[WORK INSTRUCTIONS] Each line below should be quoted exactly, please.

[INPUT DATA]
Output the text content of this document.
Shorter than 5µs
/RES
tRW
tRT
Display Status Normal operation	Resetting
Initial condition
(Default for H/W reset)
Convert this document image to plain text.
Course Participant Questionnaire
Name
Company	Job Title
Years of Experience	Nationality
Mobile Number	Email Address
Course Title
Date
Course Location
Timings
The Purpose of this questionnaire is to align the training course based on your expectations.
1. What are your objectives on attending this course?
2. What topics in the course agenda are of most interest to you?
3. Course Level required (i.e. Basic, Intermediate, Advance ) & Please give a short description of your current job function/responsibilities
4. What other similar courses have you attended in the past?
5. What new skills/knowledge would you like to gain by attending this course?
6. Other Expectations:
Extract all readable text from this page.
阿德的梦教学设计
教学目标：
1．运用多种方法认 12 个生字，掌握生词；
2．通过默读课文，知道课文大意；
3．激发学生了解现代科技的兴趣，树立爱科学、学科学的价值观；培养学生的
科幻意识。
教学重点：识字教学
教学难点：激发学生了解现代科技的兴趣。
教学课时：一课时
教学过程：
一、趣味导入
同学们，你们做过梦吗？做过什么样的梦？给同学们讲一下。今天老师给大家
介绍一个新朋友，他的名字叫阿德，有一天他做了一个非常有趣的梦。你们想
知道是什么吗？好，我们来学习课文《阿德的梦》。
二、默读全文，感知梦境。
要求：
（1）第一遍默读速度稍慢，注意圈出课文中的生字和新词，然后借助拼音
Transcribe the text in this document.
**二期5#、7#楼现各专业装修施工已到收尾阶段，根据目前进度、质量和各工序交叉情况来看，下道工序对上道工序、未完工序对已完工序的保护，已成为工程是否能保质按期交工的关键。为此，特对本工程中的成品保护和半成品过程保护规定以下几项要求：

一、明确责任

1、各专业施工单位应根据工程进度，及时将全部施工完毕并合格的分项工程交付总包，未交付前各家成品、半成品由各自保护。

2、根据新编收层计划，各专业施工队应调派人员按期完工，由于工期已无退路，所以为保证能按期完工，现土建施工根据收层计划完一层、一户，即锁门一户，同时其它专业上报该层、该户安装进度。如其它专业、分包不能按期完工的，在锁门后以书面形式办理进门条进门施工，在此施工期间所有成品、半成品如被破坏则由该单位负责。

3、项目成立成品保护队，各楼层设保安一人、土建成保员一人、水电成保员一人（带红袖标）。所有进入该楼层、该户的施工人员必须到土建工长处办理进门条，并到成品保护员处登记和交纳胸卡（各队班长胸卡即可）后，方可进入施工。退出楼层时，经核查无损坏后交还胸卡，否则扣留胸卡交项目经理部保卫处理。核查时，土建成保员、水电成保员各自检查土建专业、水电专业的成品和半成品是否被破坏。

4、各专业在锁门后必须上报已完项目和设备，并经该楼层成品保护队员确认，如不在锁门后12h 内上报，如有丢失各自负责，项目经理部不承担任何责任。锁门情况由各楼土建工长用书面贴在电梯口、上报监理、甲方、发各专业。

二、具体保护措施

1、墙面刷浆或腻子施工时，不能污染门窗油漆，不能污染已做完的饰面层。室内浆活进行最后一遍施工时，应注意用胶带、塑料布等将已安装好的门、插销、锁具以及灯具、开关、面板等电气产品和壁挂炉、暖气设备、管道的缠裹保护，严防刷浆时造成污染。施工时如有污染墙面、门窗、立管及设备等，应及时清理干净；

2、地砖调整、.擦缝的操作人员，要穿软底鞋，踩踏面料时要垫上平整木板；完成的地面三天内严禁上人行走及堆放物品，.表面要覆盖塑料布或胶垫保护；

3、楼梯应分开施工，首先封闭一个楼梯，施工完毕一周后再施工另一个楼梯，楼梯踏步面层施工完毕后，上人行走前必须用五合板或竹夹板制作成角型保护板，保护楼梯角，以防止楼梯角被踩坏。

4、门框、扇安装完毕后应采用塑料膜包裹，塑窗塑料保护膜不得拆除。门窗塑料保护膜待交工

[WRITTEN RESPONSE]
Output the text content of this document.
Shorter than 5µs
/RES
tRW
tRT
Display Status Normal operation	Resetting
Initial condition
(Default for H/W reset)
Convert this document image to plain text.
Course Participant Questionnaire
Name
Company	Job Title
Years of Experience	Nationality
Mobile Number	Email Address
Course Title
Date
Course Location
Timings
The Purpose of this questionnaire is to align the training course based on your expectations.
1. What are your objectives on attending this course?
2. What topics in the course agenda are of most interest to you?
3. Course Level required (i.e. Basic, Intermediate, Advance ) & Please give a short description of your current job function/responsibilities
4. What other similar courses have you attended in the past?
5. What new skills/knowledge would you like to gain by attending this course?
6. Other Expectations:
Extract all readable text from this page.
阿德的梦教学设计
教学目标：
1．运用多种方法认 12 个生字，掌握生词；
2．通过默读课文，知道课文大意；
3．激发学生了解现代科技的兴趣，树立爱科学、学科学的价值观；培养学生的
科幻意识。
教学重点：识字教学
教学难点：激发学生了解现代科技的兴趣。
教学课时：一课时
教学过程：
一、趣味导入
同学们，你们做过梦吗？做过什么样的梦？给同学们讲一下。今天老师给大家
介绍一个新朋友，他的名字叫阿德，有一天他做了一个非常有趣的梦。你们想
知道是什么吗？好，我们来学习课文《阿德的梦》。
二、默读全文，感知梦境。
要求：
（1）第一遍默读速度稍慢，注意圈出课文中的生字和新词，然后借助拼音
Transcribe the text in this document.
**二期5#、7#楼现各专业装修施工已到收尾阶段，根据目前进度、质量和各工序交叉情况来看，下道工序对上道工序、未完工序对已完工序的保护，已成为工程是否能保质按期交工的关键。为此，特对本工程中的成品保护和半成品过程保护规定以下几项要求：

一、明确责任

1、各专业施工单位应根据工程进度，及时将全部施工完毕并合格的分项工程交付总包，未交付前各家成品、半成品由各自保护。

2、根据新编收层计划，各专业施工队应调派人员按期完工，由于工期已无退路，所以为保证能按期完工，现土建施工根据收层计划完一层、一户，即锁门一户，同时其它专业上报该层、该户安装进度。如其它专业、分包不能按期完工的，在锁门后以书面形式办理进门条进门施工，在此施工期间所有成品、半成品如被破坏则由该单位负责。

3、项目成立成品保护队，各楼层设保安一人、土建成保员一人、水电成保员一人（带红袖标）。所有进入该楼层、该户的施工人员必须到土建工长处办理进门条，并到成品保护员处登记和交纳胸卡（各队班长胸卡即可）后，方可进入施工。退出楼层时，经核查无损坏后交还胸卡，否则扣留胸卡交项目经理部保卫处理。核查时，土建成保员、水电成保员各自检查土建专业、水电专业的成品和半成品是否被破坏。

4、各专业在锁门后必须上报已完项目和设备，并经该楼层成品保护队员确认，如不在锁门后12h 内上报，如有丢失各自负责，项目经理部不承担任何责任。锁门情况由各楼土建工长用书面贴在电梯口、上报监理、甲方、发各专业。

二、具体保护措施

1、墙面刷浆或腻子施工时，不能污染门窗油漆，不能污染已做完的饰面层。室内浆活进行最后一遍施工时，应注意用胶带、塑料布等将已安装好的门、插销、锁具以及灯具、开关、面板等电气产品和壁挂炉、暖气设备、管道的缠裹保护，严防刷浆时造成污染。施工时如有污染墙面、门窗、立管及设备等，应及时清理干净；

2、地砖调整、.擦缝的操作人员，要穿软底鞋，踩踏面料时要垫上平整木板；完成的地面三天内严禁上人行走及堆放物品，.表面要覆盖塑料布或胶垫保护；

3、楼梯应分开施工，首先封闭一个楼梯，施工完毕一周后再施工另一个楼梯，楼梯踏步面层施工完毕后，上人行走前必须用五合板或竹夹板制作成角型保护板，保护楼梯角，以防止楼梯角被踩坏。

4、门框、扇安装完毕后应采用塑料膜包裹，塑窗塑料保护膜不得拆除。门窗塑料保护膜待交工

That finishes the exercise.